* SHORT PROBLEM
Give back all the data exactly, line by line.

__________

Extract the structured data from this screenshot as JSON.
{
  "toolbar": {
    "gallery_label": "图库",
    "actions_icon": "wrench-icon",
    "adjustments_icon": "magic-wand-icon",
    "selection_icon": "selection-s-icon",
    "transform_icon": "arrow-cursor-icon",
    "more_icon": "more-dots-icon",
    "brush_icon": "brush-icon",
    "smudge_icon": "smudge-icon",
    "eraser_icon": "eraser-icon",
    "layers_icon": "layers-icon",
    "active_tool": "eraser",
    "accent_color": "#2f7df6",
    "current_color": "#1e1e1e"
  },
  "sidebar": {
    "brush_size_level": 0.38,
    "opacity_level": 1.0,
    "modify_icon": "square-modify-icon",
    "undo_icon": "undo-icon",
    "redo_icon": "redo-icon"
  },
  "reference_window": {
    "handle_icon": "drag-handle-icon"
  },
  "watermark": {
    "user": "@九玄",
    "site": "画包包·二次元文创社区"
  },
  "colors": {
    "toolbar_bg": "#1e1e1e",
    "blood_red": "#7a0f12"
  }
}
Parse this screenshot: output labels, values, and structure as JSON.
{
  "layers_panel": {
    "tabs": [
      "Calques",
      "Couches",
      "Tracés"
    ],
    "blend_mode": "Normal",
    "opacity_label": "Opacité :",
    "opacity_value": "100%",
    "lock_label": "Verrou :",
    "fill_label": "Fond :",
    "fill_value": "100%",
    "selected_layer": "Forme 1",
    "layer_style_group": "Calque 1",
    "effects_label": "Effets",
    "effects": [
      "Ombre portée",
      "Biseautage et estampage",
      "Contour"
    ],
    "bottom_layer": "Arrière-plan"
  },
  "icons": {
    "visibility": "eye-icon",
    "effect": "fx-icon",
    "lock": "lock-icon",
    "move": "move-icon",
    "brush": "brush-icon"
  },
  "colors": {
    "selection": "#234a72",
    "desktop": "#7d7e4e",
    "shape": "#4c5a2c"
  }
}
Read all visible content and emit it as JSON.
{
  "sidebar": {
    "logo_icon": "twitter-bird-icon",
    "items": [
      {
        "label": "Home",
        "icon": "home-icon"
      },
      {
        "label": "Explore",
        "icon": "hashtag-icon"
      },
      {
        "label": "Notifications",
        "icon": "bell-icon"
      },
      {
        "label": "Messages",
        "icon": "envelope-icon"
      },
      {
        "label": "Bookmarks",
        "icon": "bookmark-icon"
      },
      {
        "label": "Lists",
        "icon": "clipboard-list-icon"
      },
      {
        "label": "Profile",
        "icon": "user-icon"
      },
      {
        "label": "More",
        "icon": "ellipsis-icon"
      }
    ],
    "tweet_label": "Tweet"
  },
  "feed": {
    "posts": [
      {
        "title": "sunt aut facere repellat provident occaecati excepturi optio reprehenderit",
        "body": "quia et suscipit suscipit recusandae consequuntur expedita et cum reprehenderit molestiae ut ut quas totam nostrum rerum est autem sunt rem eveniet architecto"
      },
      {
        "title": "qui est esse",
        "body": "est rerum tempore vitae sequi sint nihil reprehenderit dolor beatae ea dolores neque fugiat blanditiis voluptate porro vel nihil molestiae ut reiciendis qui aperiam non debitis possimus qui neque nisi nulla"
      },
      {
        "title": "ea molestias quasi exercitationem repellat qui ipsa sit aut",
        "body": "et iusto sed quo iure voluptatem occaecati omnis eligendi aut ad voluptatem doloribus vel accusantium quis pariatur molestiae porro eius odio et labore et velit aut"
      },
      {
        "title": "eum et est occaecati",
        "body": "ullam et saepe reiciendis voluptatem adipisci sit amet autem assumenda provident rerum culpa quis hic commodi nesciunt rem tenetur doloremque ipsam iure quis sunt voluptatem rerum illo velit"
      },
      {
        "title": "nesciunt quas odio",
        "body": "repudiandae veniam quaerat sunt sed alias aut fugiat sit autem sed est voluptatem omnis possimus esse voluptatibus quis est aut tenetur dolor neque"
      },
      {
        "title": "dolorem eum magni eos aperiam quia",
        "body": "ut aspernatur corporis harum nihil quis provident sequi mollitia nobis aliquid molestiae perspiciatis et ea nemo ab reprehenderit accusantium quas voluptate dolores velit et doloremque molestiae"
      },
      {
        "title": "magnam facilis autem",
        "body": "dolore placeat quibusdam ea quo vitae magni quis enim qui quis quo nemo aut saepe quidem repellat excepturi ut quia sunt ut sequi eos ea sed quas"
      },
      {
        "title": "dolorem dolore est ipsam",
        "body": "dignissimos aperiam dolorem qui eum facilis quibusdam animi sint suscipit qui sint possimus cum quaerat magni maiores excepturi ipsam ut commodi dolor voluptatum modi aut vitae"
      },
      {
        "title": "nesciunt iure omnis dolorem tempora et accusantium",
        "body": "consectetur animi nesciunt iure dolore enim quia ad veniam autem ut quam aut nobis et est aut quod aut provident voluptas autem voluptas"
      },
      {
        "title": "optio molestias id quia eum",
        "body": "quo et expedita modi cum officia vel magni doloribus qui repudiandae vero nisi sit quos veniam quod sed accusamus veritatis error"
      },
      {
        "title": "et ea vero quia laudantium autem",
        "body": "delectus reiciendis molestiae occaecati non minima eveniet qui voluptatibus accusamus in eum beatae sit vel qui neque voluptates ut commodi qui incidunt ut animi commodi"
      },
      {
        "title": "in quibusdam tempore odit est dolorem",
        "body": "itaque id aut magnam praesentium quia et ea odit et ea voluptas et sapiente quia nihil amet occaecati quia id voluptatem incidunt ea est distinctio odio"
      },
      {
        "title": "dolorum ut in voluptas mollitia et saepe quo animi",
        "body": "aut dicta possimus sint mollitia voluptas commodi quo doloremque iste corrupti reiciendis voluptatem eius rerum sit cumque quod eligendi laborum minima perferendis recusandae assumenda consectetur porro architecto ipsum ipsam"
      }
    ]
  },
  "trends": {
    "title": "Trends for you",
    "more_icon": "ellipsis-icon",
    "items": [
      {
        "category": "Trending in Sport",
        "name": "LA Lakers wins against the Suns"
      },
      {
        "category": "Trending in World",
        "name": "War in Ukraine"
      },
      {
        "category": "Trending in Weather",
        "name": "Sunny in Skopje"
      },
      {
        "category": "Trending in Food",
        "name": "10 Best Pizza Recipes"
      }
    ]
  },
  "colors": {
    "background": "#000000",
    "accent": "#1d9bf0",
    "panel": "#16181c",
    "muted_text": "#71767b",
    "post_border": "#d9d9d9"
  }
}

__________

* SOLUTION TO THIS EXERCISE
Extract the structured data from this screenshot as JSON.
{
  "toolbar": {
    "gallery_label": "图库",
    "actions_icon": "wrench-icon",
    "adjustments_icon": "magic-wand-icon",
    "selection_icon": "selection-s-icon",
    "transform_icon": "arrow-cursor-icon",
    "more_icon": "more-dots-icon",
    "brush_icon": "brush-icon",
    "smudge_icon": "smudge-icon",
    "eraser_icon": "eraser-icon",
    "layers_icon": "layers-icon",
    "active_tool": "eraser",
    "accent_color": "#2f7df6",
    "current_color": "#1e1e1e"
  },
  "sidebar": {
    "brush_size_level": 0.38,
    "opacity_level": 1.0,
    "modify_icon": "square-modify-icon",
    "undo_icon": "undo-icon",
    "redo_icon": "redo-icon"
  },
  "reference_window": {
    "handle_icon": "drag-handle-icon"
  },
  "watermark": {
    "user": "@九玄",
    "site": "画包包·二次元文创社区"
  },
  "colors": {
    "toolbar_bg": "#1e1e1e",
    "blood_red": "#7a0f12"
  }
}
Parse this screenshot: output labels, values, and structure as JSON.
{
  "layers_panel": {
    "tabs": [
      "Calques",
      "Couches",
      "Tracés"
    ],
    "blend_mode": "Normal",
    "opacity_label": "Opacité :",
    "opacity_value": "100%",
    "lock_label": "Verrou :",
    "fill_label": "Fond :",
    "fill_value": "100%",
    "selected_layer": "Forme 1",
    "layer_style_group": "Calque 1",
    "effects_label": "Effets",
    "effects": [
      "Ombre portée",
      "Biseautage et estampage",
      "Contour"
    ],
    "bottom_layer": "Arrière-plan"
  },
  "icons": {
    "visibility": "eye-icon",
    "effect": "fx-icon",
    "lock": "lock-icon",
    "move": "move-icon",
    "brush": "brush-icon"
  },
  "colors": {
    "selection": "#234a72",
    "desktop": "#7d7e4e",
    "shape": "#4c5a2c"
  }
}
Read all visible content and emit it as JSON.
{
  "sidebar": {
    "logo_icon": "twitter-bird-icon",
    "items": [
      {
        "label": "Home",
        "icon": "home-icon"
      },
      {
        "label": "Explore",
        "icon": "hashtag-icon"
      },
      {
        "label": "Notifications",
        "icon": "bell-icon"
      },
      {
        "label": "Messages",
        "icon": "envelope-icon"
      },
      {
        "label": "Bookmarks",
        "icon": "bookmark-icon"
      },
      {
        "label": "Lists",
        "icon": "clipboard-list-icon"
      },
      {
        "label": "Profile",
        "icon": "user-icon"
      },
      {
        "label": "More",
        "icon": "ellipsis-icon"
      }
    ],
    "tweet_label": "Tweet"
  },
  "feed": {
    "posts": [
      {
        "title": "sunt aut facere repellat provident occaecati excepturi optio reprehenderit",
        "body": "quia et suscipit suscipit recusandae consequuntur expedita et cum reprehenderit molestiae ut ut quas totam nostrum rerum est autem sunt rem eveniet architecto"
      },
      {
        "title": "qui est esse",
        "body": "est rerum tempore vitae sequi sint nihil reprehenderit dolor beatae ea dolores neque fugiat blanditiis voluptate porro vel nihil molestiae ut reiciendis qui aperiam non debitis possimus qui neque nisi nulla"
      },
      {
        "title": "ea molestias quasi exercitationem repellat qui ipsa sit aut",
        "body": "et iusto sed quo iure voluptatem occaecati omnis eligendi aut ad voluptatem doloribus vel accusantium quis pariatur molestiae porro eius odio et labore et velit aut"
      },
      {
        "title": "eum et est occaecati",
        "body": "ullam et saepe reiciendis voluptatem adipisci sit amet autem assumenda provident rerum culpa quis hic commodi nesciunt rem tenetur doloremque ipsam iure quis sunt voluptatem rerum illo velit"
      },
      {
        "title": "nesciunt quas odio",
        "body": "repudiandae veniam quaerat sunt sed alias aut fugiat sit autem sed est voluptatem omnis possimus esse voluptatibus quis est aut tenetur dolor neque"
      },
      {
        "title": "dolorem eum magni eos aperiam quia",
        "body": "ut aspernatur corporis harum nihil quis provident sequi mollitia nobis aliquid molestiae perspiciatis et ea nemo ab reprehenderit accusantium quas voluptate dolores velit et doloremque molestiae"
      },
      {
        "title": "magnam facilis autem",
        "body": "dolore placeat quibusdam ea quo vitae magni quis enim qui quis quo nemo aut saepe quidem repellat excepturi ut quia sunt ut sequi eos ea sed quas"
      },
      {
        "title": "dolorem dolore est ipsam",
        "body": "dignissimos aperiam dolorem qui eum facilis quibusdam animi sint suscipit qui sint possimus cum quaerat magni maiores excepturi ipsam ut commodi dolor voluptatum modi aut vitae"
      },
      {
        "title": "nesciunt iure omnis dolorem tempora et accusantium",
        "body": "consectetur animi nesciunt iure dolore enim quia ad veniam autem ut quam aut nobis et est aut quod aut provident voluptas autem voluptas"
      },
      {
        "title": "optio molestias id quia eum",
        "body": "quo et expedita modi cum officia vel magni doloribus qui repudiandae vero nisi sit quos veniam quod sed accusamus veritatis error"
      },
      {
        "title": "et ea vero quia laudantium autem",
        "body": "delectus reiciendis molestiae occaecati non minima eveniet qui voluptatibus accusamus in eum beatae sit vel qui neque voluptates ut commodi qui incidunt ut animi commodi"
      },
      {
        "title": "in quibusdam tempore odit est dolorem",
        "body": "itaque id aut magnam praesentium quia et ea odit et ea voluptas et sapiente quia nihil amet occaecati quia id voluptatem incidunt ea est distinctio odio"
      },
      {
        "title": "dolorum ut in voluptas mollitia et saepe quo animi",
        "body": "aut dicta possimus sint mollitia voluptas commodi quo doloremque iste corrupti reiciendis voluptatem eius rerum sit cumque quod eligendi laborum minima perferendis recusandae assumenda consectetur porro architecto ipsum ipsam"
      }
    ]
  },
  "trends": {
    "title": "Trends for you",
    "more_icon": "ellipsis-icon",
    "items": [
      {
        "category": "Trending in Sport",
        "name": "LA Lakers wins against the Suns"
      },
      {
        "category": "Trending in World",
        "name": "War in Ukraine"
      },
      {
        "category": "Trending in Weather",
        "name": "Sunny in Skopje"
      },
      {
        "category": "Trending in Food",
        "name": "10 Best Pizza Recipes"
      }
    ]
  },
  "colors": {
    "background": "#000000",
    "accent": "#1d9bf0",
    "panel": "#16181c",
    "muted_text": "#71767b",
    "post_border": "#d9d9d9"
  }
}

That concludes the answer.